Task brief -> Go through the entries below and write each one out exactly.

Supplied data ->

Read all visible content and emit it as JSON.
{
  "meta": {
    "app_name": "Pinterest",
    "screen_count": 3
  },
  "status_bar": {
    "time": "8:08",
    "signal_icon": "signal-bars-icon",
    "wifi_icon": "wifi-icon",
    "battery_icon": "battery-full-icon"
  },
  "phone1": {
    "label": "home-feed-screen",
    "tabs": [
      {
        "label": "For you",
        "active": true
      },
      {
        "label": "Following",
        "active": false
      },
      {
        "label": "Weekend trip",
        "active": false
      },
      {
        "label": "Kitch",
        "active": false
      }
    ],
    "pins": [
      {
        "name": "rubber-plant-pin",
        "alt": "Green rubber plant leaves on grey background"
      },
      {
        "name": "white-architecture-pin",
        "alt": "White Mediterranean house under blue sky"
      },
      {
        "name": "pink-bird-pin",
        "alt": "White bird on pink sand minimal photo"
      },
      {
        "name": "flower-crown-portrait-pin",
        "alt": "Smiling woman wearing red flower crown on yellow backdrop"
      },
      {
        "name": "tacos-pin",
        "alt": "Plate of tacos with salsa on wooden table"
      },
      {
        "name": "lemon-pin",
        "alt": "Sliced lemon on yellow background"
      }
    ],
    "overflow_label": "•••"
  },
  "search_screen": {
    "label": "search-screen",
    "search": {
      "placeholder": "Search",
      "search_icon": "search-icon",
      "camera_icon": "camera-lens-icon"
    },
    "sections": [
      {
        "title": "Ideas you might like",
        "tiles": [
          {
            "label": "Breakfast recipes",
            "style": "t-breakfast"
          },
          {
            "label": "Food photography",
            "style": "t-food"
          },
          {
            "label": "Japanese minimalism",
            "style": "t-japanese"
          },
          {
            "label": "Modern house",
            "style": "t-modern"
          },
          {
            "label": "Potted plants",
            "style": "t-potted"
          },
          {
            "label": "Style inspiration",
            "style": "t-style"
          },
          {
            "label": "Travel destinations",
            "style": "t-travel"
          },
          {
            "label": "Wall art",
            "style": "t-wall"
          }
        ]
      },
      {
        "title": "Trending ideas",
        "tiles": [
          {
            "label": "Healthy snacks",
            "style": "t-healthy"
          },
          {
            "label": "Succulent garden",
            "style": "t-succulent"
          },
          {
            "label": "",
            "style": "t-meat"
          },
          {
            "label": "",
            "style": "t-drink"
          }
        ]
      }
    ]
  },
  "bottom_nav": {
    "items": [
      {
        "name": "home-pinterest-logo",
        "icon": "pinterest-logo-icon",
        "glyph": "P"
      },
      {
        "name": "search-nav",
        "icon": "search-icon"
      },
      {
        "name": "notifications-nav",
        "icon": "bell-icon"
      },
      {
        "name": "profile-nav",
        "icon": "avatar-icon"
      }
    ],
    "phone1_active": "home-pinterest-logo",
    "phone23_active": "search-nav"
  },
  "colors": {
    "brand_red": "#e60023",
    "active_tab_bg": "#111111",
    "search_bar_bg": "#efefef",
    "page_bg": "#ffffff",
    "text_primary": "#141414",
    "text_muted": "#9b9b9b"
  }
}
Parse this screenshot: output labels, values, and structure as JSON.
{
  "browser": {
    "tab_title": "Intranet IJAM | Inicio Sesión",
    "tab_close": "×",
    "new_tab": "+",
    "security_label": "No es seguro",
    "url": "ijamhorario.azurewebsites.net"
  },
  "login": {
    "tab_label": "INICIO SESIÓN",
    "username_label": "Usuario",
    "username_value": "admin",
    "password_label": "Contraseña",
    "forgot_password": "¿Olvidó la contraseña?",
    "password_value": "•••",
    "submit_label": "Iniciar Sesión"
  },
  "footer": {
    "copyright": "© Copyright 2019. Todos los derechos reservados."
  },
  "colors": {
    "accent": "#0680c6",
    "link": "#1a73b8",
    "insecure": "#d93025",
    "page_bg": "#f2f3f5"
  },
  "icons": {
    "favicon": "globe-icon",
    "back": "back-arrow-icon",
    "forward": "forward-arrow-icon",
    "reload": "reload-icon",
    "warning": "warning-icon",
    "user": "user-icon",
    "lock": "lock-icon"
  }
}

Response ->
Read all visible content and emit it as JSON.
{
  "meta": {
    "app_name": "Pinterest",
    "screen_count": 3
  },
  "status_bar": {
    "time": "8:08",
    "signal_icon": "signal-bars-icon",
    "wifi_icon": "wifi-icon",
    "battery_icon": "battery-full-icon"
  },
  "phone1": {
    "label": "home-feed-screen",
    "tabs": [
      {
        "label": "For you",
        "active": true
      },
      {
        "label": "Following",
        "active": false
      },
      {
        "label": "Weekend trip",
        "active": false
      },
      {
        "label": "Kitch",
        "active": false
      }
    ],
    "pins": [
      {
        "name": "rubber-plant-pin",
        "alt": "Green rubber plant leaves on grey background"
      },
      {
        "name": "white-architecture-pin",
        "alt": "White Mediterranean house under blue sky"
      },
      {
        "name": "pink-bird-pin",
        "alt": "White bird on pink sand minimal photo"
      },
      {
        "name": "flower-crown-portrait-pin",
        "alt": "Smiling woman wearing red flower crown on yellow backdrop"
      },
      {
        "name": "tacos-pin",
        "alt": "Plate of tacos with salsa on wooden table"
      },
      {
        "name": "lemon-pin",
        "alt": "Sliced lemon on yellow background"
      }
    ],
    "overflow_label": "•••"
  },
  "search_screen": {
    "label": "search-screen",
    "search": {
      "placeholder": "Search",
      "search_icon": "search-icon",
      "camera_icon": "camera-lens-icon"
    },
    "sections": [
      {
        "title": "Ideas you might like",
        "tiles": [
          {
            "label": "Breakfast recipes",
            "style": "t-breakfast"
          },
          {
            "label": "Food photography",
            "style": "t-food"
          },
          {
            "label": "Japanese minimalism",
            "style": "t-japanese"
          },
          {
            "label": "Modern house",
            "style": "t-modern"
          },
          {
            "label": "Potted plants",
            "style": "t-potted"
          },
          {
            "label": "Style inspiration",
            "style": "t-style"
          },
          {
            "label": "Travel destinations",
            "style": "t-travel"
          },
          {
            "label": "Wall art",
            "style": "t-wall"
          }
        ]
      },
      {
        "title": "Trending ideas",
        "tiles": [
          {
            "label": "Healthy snacks",
            "style": "t-healthy"
          },
          {
            "label": "Succulent garden",
            "style": "t-succulent"
          },
          {
            "label": "",
            "style": "t-meat"
          },
          {
            "label": "",
            "style": "t-drink"
          }
        ]
      }
    ]
  },
  "bottom_nav": {
    "items": [
      {
        "name": "home-pinterest-logo",
        "icon": "pinterest-logo-icon",
        "glyph": "P"
      },
      {
        "name": "search-nav",
        "icon": "search-icon"
      },
      {
        "name": "notifications-nav",
        "icon": "bell-icon"
      },
      {
        "name": "profile-nav",
        "icon": "avatar-icon"
      }
    ],
    "phone1_active": "home-pinterest-logo",
    "phone23_active": "search-nav"
  },
  "colors": {
    "brand_red": "#e60023",
    "active_tab_bg": "#111111",
    "search_bar_bg": "#efefef",
    "page_bg": "#ffffff",
    "text_primary": "#141414",
    "text_muted": "#9b9b9b"
  }
}
Parse this screenshot: output labels, values, and structure as JSON.
{
  "browser": {
    "tab_title": "Intranet IJAM | Inicio Sesión",
    "tab_close": "×",
    "new_tab": "+",
    "security_label": "No es seguro",
    "url": "ijamhorario.azurewebsites.net"
  },
  "login": {
    "tab_label": "INICIO SESIÓN",
    "username_label": "Usuario",
    "username_value": "admin",
    "password_label": "Contraseña",
    "forgot_password": "¿Olvidó la contraseña?",
    "password_value": "•••",
    "submit_label": "Iniciar Sesión"
  },
  "footer": {
    "copyright": "© Copyright 2019. Todos los derechos reservados."
  },
  "colors": {
    "accent": "#0680c6",
    "link": "#1a73b8",
    "insecure": "#d93025",
    "page_bg": "#f2f3f5"
  },
  "icons": {
    "favicon": "globe-icon",
    "back": "back-arrow-icon",
    "forward": "forward-arrow-icon",
    "reload": "reload-icon",
    "warning": "warning-icon",
    "user": "user-icon",
    "lock": "lock-icon"
  }
}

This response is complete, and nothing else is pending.